* _Task instructions_
Repeat all of the records verbatim.

[start Given information]

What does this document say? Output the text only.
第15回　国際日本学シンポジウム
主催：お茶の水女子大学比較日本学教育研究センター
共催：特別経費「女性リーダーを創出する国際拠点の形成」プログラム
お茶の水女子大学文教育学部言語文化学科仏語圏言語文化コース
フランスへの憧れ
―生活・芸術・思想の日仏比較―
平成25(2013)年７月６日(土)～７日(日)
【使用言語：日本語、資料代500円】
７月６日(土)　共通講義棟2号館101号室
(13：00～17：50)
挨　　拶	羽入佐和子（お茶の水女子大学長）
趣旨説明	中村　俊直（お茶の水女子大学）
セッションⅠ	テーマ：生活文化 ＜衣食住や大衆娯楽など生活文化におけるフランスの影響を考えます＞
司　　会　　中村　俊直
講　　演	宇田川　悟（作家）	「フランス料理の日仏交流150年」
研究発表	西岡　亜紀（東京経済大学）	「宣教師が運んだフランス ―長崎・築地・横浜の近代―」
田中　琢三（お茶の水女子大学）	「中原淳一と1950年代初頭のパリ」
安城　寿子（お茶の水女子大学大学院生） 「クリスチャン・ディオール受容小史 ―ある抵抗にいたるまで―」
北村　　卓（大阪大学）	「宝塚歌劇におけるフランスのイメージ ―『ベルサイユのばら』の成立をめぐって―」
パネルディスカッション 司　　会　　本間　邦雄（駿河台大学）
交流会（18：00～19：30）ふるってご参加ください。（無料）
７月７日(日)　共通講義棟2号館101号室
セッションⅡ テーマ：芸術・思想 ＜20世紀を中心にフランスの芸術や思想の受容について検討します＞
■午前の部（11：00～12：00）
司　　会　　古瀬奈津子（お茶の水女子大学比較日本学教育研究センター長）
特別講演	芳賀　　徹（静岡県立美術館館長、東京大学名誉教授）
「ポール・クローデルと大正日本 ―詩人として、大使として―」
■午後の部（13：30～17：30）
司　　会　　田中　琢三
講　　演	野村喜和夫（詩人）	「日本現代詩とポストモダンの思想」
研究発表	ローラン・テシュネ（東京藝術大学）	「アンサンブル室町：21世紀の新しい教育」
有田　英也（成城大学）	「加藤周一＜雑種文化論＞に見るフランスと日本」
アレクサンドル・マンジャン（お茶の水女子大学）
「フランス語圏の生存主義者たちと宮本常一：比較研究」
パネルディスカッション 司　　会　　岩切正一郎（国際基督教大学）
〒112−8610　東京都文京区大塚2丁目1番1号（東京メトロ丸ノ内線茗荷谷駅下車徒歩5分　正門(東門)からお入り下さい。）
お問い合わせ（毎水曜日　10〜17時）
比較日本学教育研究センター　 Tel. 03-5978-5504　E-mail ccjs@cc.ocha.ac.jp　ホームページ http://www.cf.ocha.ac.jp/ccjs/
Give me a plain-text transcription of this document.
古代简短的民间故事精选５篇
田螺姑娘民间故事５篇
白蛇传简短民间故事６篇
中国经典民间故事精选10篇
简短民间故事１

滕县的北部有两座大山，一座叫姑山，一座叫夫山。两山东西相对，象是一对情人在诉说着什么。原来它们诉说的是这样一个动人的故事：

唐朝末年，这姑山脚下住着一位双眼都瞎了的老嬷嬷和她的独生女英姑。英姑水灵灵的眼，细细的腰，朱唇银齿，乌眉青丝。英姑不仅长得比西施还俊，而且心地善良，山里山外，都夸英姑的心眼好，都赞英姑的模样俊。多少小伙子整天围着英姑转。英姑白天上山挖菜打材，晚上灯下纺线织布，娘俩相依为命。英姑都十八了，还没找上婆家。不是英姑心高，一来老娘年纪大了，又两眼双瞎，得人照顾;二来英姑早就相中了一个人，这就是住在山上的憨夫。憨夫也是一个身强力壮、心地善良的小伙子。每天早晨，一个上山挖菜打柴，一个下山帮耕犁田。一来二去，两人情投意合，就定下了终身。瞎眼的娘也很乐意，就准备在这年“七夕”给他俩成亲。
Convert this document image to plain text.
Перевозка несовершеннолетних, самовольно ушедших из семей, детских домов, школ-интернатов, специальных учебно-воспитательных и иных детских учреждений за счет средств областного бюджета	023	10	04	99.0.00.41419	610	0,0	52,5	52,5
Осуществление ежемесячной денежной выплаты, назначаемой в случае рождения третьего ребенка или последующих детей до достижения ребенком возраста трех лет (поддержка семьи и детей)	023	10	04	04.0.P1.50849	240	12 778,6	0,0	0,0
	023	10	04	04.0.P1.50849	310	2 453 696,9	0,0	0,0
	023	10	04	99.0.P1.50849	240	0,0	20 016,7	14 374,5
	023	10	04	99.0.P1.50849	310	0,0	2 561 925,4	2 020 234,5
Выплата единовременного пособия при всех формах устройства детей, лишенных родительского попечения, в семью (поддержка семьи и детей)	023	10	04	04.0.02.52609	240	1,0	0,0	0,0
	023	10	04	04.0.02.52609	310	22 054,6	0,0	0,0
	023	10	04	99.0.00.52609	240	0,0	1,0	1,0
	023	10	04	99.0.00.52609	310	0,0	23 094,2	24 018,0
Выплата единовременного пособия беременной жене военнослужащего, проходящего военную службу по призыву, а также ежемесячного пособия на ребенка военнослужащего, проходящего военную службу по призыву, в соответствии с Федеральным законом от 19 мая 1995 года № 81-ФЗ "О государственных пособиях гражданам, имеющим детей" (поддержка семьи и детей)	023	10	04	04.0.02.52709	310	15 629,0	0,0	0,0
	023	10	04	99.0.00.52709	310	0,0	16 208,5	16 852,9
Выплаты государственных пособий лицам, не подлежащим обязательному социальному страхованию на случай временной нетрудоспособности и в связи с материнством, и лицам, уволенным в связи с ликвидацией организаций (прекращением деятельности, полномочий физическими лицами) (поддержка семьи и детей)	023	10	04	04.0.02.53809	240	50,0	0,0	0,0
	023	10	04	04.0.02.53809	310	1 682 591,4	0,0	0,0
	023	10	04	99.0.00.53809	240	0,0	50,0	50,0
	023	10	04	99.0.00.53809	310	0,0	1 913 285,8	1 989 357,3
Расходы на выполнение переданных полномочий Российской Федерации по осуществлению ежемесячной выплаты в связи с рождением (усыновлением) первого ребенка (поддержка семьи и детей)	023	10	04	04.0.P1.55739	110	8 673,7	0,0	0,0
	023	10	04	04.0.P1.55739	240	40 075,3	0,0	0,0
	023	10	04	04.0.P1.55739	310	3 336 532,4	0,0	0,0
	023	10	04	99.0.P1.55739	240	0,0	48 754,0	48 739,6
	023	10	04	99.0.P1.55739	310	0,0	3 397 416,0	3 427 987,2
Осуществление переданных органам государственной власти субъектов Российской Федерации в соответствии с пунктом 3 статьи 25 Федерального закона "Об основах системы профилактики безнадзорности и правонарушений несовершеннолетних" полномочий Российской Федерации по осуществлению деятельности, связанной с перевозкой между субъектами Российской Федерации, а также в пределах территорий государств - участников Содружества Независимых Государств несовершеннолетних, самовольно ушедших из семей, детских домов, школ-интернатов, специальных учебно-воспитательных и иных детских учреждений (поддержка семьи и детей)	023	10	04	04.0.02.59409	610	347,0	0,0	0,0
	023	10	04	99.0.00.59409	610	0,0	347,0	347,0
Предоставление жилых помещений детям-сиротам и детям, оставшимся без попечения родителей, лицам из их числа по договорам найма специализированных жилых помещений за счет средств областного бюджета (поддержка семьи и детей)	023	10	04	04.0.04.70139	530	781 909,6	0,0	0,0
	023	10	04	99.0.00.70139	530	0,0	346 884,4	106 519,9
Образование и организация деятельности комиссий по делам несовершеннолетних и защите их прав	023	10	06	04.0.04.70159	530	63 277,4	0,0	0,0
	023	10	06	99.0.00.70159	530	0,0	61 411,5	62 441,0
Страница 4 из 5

[end Given information]

* _Exercise output_
What does this document say? Output the text only.
第15回　国際日本学シンポジウム
主催：お茶の水女子大学比較日本学教育研究センター
共催：特別経費「女性リーダーを創出する国際拠点の形成」プログラム
お茶の水女子大学文教育学部言語文化学科仏語圏言語文化コース
フランスへの憧れ
―生活・芸術・思想の日仏比較―
平成25(2013)年７月６日(土)～７日(日)
【使用言語：日本語、資料代500円】
７月６日(土)　共通講義棟2号館101号室
(13：00～17：50)
挨　　拶	羽入佐和子（お茶の水女子大学長）
趣旨説明	中村　俊直（お茶の水女子大学）
セッションⅠ	テーマ：生活文化 ＜衣食住や大衆娯楽など生活文化におけるフランスの影響を考えます＞
司　　会　　中村　俊直
講　　演	宇田川　悟（作家）	「フランス料理の日仏交流150年」
研究発表	西岡　亜紀（東京経済大学）	「宣教師が運んだフランス ―長崎・築地・横浜の近代―」
田中　琢三（お茶の水女子大学）	「中原淳一と1950年代初頭のパリ」
安城　寿子（お茶の水女子大学大学院生） 「クリスチャン・ディオール受容小史 ―ある抵抗にいたるまで―」
北村　　卓（大阪大学）	「宝塚歌劇におけるフランスのイメージ ―『ベルサイユのばら』の成立をめぐって―」
パネルディスカッション 司　　会　　本間　邦雄（駿河台大学）
交流会（18：00～19：30）ふるってご参加ください。（無料）
７月７日(日)　共通講義棟2号館101号室
セッションⅡ テーマ：芸術・思想 ＜20世紀を中心にフランスの芸術や思想の受容について検討します＞
■午前の部（11：00～12：00）
司　　会　　古瀬奈津子（お茶の水女子大学比較日本学教育研究センター長）
特別講演	芳賀　　徹（静岡県立美術館館長、東京大学名誉教授）
「ポール・クローデルと大正日本 ―詩人として、大使として―」
■午後の部（13：30～17：30）
司　　会　　田中　琢三
講　　演	野村喜和夫（詩人）	「日本現代詩とポストモダンの思想」
研究発表	ローラン・テシュネ（東京藝術大学）	「アンサンブル室町：21世紀の新しい教育」
有田　英也（成城大学）	「加藤周一＜雑種文化論＞に見るフランスと日本」
アレクサンドル・マンジャン（お茶の水女子大学）
「フランス語圏の生存主義者たちと宮本常一：比較研究」
パネルディスカッション 司　　会　　岩切正一郎（国際基督教大学）
〒112−8610　東京都文京区大塚2丁目1番1号（東京メトロ丸ノ内線茗荷谷駅下車徒歩5分　正門(東門)からお入り下さい。）
お問い合わせ（毎水曜日　10〜17時）
比較日本学教育研究センター　 Tel. 03-5978-5504　E-mail ccjs@cc.ocha.ac.jp　ホームページ http://www.cf.ocha.ac.jp/ccjs/
Give me a plain-text transcription of this document.
古代简短的民间故事精选５篇
田螺姑娘民间故事５篇
白蛇传简短民间故事６篇
中国经典民间故事精选10篇
简短民间故事１

滕县的北部有两座大山，一座叫姑山，一座叫夫山。两山东西相对，象是一对情人在诉说着什么。原来它们诉说的是这样一个动人的故事：

唐朝末年，这姑山脚下住着一位双眼都瞎了的老嬷嬷和她的独生女英姑。英姑水灵灵的眼，细细的腰，朱唇银齿，乌眉青丝。英姑不仅长得比西施还俊，而且心地善良，山里山外，都夸英姑的心眼好，都赞英姑的模样俊。多少小伙子整天围着英姑转。英姑白天上山挖菜打材，晚上灯下纺线织布，娘俩相依为命。英姑都十八了，还没找上婆家。不是英姑心高，一来老娘年纪大了，又两眼双瞎，得人照顾;二来英姑早就相中了一个人，这就是住在山上的憨夫。憨夫也是一个身强力壮、心地善良的小伙子。每天早晨，一个上山挖菜打柴，一个下山帮耕犁田。一来二去，两人情投意合，就定下了终身。瞎眼的娘也很乐意，就准备在这年“七夕”给他俩成亲。
Convert this document image to plain text.
Перевозка несовершеннолетних, самовольно ушедших из семей, детских домов, школ-интернатов, специальных учебно-воспитательных и иных детских учреждений за счет средств областного бюджета	023	10	04	99.0.00.41419	610	0,0	52,5	52,5
Осуществление ежемесячной денежной выплаты, назначаемой в случае рождения третьего ребенка или последующих детей до достижения ребенком возраста трех лет (поддержка семьи и детей)	023	10	04	04.0.P1.50849	240	12 778,6	0,0	0,0
	023	10	04	04.0.P1.50849	310	2 453 696,9	0,0	0,0
	023	10	04	99.0.P1.50849	240	0,0	20 016,7	14 374,5
	023	10	04	99.0.P1.50849	310	0,0	2 561 925,4	2 020 234,5
Выплата единовременного пособия при всех формах устройства детей, лишенных родительского попечения, в семью (поддержка семьи и детей)	023	10	04	04.0.02.52609	240	1,0	0,0	0,0
	023	10	04	04.0.02.52609	310	22 054,6	0,0	0,0
	023	10	04	99.0.00.52609	240	0,0	1,0	1,0
	023	10	04	99.0.00.52609	310	0,0	23 094,2	24 018,0
Выплата единовременного пособия беременной жене военнослужащего, проходящего военную службу по призыву, а также ежемесячного пособия на ребенка военнослужащего, проходящего военную службу по призыву, в соответствии с Федеральным законом от 19 мая 1995 года № 81-ФЗ "О государственных пособиях гражданам, имеющим детей" (поддержка семьи и детей)	023	10	04	04.0.02.52709	310	15 629,0	0,0	0,0
	023	10	04	99.0.00.52709	310	0,0	16 208,5	16 852,9
Выплаты государственных пособий лицам, не подлежащим обязательному социальному страхованию на случай временной нетрудоспособности и в связи с материнством, и лицам, уволенным в связи с ликвидацией организаций (прекращением деятельности, полномочий физическими лицами) (поддержка семьи и детей)	023	10	04	04.0.02.53809	240	50,0	0,0	0,0
	023	10	04	04.0.02.53809	310	1 682 591,4	0,0	0,0
	023	10	04	99.0.00.53809	240	0,0	50,0	50,0
	023	10	04	99.0.00.53809	310	0,0	1 913 285,8	1 989 357,3
Расходы на выполнение переданных полномочий Российской Федерации по осуществлению ежемесячной выплаты в связи с рождением (усыновлением) первого ребенка (поддержка семьи и детей)	023	10	04	04.0.P1.55739	110	8 673,7	0,0	0,0
	023	10	04	04.0.P1.55739	240	40 075,3	0,0	0,0
	023	10	04	04.0.P1.55739	310	3 336 532,4	0,0	0,0
	023	10	04	99.0.P1.55739	240	0,0	48 754,0	48 739,6
	023	10	04	99.0.P1.55739	310	0,0	3 397 416,0	3 427 987,2
Осуществление переданных органам государственной власти субъектов Российской Федерации в соответствии с пунктом 3 статьи 25 Федерального закона "Об основах системы профилактики безнадзорности и правонарушений несовершеннолетних" полномочий Российской Федерации по осуществлению деятельности, связанной с перевозкой между субъектами Российской Федерации, а также в пределах территорий государств - участников Содружества Независимых Государств несовершеннолетних, самовольно ушедших из семей, детских домов, школ-интернатов, специальных учебно-воспитательных и иных детских учреждений (поддержка семьи и детей)	023	10	04	04.0.02.59409	610	347,0	0,0	0,0
	023	10	04	99.0.00.59409	610	0,0	347,0	347,0
Предоставление жилых помещений детям-сиротам и детям, оставшимся без попечения родителей, лицам из их числа по договорам найма специализированных жилых помещений за счет средств областного бюджета (поддержка семьи и детей)	023	10	04	04.0.04.70139	530	781 909,6	0,0	0,0
	023	10	04	99.0.00.70139	530	0,0	346 884,4	106 519,9
Образование и организация деятельности комиссий по делам несовершеннолетних и защите их прав	023	10	06	04.0.04.70159	530	63 277,4	0,0	0,0
	023	10	06	99.0.00.70159	530	0,0	61 411,5	62 441,0
Страница 4 из 5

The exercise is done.